━━━━━ Data to process
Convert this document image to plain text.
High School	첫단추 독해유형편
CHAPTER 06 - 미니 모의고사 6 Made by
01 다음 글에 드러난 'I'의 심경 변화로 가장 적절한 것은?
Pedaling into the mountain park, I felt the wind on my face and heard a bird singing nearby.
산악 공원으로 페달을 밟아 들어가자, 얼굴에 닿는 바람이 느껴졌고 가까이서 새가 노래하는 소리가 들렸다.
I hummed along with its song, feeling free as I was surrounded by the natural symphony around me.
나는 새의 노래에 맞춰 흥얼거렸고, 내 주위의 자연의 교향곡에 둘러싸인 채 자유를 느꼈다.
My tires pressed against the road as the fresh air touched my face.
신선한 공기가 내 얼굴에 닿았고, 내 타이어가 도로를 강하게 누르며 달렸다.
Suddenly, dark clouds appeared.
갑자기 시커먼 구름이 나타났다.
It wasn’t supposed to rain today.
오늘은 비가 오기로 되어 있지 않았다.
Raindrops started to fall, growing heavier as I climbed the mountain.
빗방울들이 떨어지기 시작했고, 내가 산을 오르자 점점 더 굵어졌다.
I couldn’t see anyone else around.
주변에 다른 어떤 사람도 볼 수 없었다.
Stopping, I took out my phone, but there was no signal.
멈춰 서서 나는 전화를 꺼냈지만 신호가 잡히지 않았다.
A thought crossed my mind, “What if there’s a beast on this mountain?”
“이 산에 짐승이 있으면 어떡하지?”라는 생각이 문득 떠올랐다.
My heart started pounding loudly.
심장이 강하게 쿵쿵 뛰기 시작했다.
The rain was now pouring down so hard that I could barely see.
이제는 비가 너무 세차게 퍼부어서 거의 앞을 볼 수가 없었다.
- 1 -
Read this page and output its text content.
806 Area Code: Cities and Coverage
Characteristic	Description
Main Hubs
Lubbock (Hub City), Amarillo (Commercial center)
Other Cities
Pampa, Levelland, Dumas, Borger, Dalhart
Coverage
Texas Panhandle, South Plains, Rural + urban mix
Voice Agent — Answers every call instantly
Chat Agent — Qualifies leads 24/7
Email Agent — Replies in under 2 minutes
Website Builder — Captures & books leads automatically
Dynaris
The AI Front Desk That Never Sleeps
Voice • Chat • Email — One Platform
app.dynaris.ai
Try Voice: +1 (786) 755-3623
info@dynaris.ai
━━━━━━━━━━
## Directions
Report how many lines in the data contain the word "Chat", with no words besides the number.

## The response
2